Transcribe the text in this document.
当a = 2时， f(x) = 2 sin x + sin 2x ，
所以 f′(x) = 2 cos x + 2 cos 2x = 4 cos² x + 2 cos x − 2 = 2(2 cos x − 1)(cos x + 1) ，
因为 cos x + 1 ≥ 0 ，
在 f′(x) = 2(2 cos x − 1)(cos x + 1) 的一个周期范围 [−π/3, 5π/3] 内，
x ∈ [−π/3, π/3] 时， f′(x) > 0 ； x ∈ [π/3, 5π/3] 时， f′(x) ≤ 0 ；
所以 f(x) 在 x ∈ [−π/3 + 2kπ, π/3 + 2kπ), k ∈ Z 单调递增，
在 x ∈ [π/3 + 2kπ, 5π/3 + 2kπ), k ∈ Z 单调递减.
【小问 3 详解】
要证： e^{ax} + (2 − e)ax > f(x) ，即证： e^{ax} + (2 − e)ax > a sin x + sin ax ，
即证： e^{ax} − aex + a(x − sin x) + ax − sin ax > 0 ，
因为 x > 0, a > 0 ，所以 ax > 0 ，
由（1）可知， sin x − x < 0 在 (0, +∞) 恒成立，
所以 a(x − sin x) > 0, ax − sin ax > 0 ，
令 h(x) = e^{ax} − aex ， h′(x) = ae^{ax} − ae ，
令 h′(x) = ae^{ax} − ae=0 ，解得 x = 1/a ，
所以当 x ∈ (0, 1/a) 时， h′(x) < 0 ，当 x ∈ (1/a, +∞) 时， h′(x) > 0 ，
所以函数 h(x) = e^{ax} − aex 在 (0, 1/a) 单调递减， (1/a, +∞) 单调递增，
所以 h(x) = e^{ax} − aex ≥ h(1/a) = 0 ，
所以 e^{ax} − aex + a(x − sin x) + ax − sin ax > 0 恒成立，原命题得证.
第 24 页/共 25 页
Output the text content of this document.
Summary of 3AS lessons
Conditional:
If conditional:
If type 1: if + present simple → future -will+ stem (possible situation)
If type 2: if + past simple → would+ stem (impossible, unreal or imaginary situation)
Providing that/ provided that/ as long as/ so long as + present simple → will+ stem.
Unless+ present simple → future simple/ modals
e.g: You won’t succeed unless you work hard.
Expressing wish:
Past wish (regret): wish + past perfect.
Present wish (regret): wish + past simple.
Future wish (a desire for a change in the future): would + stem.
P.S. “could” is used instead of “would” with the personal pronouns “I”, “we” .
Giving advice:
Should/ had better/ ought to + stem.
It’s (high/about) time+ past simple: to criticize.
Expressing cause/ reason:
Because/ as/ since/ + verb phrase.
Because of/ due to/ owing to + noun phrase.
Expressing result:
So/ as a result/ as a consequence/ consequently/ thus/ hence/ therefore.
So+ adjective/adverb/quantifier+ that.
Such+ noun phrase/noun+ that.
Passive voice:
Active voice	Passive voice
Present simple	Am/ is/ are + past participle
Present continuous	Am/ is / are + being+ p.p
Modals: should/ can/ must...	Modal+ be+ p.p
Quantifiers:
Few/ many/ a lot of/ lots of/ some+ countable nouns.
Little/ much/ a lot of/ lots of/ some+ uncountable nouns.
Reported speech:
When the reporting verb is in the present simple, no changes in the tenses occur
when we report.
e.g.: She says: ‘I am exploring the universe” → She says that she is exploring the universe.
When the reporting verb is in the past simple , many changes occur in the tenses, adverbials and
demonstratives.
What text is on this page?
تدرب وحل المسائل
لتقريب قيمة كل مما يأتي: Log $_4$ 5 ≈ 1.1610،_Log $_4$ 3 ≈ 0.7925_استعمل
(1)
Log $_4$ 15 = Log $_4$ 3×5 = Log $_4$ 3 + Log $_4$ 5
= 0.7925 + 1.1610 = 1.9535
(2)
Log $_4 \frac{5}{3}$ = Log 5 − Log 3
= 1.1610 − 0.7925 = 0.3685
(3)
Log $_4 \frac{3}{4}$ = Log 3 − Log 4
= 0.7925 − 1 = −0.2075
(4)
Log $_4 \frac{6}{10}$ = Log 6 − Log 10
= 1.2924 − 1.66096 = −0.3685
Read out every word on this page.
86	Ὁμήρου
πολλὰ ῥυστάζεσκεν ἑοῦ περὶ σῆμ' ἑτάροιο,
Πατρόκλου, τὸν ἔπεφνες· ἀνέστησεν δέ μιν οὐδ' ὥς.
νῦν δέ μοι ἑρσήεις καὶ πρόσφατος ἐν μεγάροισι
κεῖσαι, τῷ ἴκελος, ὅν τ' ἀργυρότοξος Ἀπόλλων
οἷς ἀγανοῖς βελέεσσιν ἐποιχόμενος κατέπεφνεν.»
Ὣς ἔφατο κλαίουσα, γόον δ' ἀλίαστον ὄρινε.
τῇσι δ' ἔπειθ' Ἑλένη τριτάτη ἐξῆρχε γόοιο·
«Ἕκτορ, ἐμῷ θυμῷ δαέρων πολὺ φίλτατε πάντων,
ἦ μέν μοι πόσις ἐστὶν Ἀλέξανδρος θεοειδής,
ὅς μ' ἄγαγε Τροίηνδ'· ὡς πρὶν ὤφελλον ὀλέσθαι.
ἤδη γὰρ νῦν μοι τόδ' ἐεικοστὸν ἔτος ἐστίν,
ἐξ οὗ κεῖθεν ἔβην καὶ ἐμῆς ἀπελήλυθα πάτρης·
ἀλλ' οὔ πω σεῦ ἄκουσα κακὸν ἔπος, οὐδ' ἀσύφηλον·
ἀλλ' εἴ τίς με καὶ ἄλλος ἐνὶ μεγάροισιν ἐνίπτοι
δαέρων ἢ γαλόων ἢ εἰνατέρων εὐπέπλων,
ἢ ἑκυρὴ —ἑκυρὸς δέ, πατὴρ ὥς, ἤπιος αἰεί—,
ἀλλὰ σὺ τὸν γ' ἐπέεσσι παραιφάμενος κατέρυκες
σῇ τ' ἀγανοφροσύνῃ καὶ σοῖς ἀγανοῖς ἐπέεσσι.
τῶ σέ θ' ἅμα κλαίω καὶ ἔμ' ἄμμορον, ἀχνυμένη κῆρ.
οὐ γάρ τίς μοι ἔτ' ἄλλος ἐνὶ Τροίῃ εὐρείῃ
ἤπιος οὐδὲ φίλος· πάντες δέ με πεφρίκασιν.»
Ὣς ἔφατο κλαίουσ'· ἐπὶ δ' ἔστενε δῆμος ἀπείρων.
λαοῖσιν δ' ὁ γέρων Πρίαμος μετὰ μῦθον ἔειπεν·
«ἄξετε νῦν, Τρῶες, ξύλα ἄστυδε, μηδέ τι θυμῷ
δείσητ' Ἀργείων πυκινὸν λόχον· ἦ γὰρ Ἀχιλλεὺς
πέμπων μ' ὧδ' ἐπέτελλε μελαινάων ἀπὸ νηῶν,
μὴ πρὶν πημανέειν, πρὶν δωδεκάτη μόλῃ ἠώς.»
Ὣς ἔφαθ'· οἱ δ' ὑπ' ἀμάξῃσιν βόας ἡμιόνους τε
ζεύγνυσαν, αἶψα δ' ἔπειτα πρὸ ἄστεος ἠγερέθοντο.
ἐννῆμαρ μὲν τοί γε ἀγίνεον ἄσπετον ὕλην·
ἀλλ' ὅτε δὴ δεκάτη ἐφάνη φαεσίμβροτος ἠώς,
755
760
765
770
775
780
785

> **STATED PROBLEM**: Looking at the listing above, count the lines that contain "单调递减" and give nothing but the number.

> **ANSWER**: 2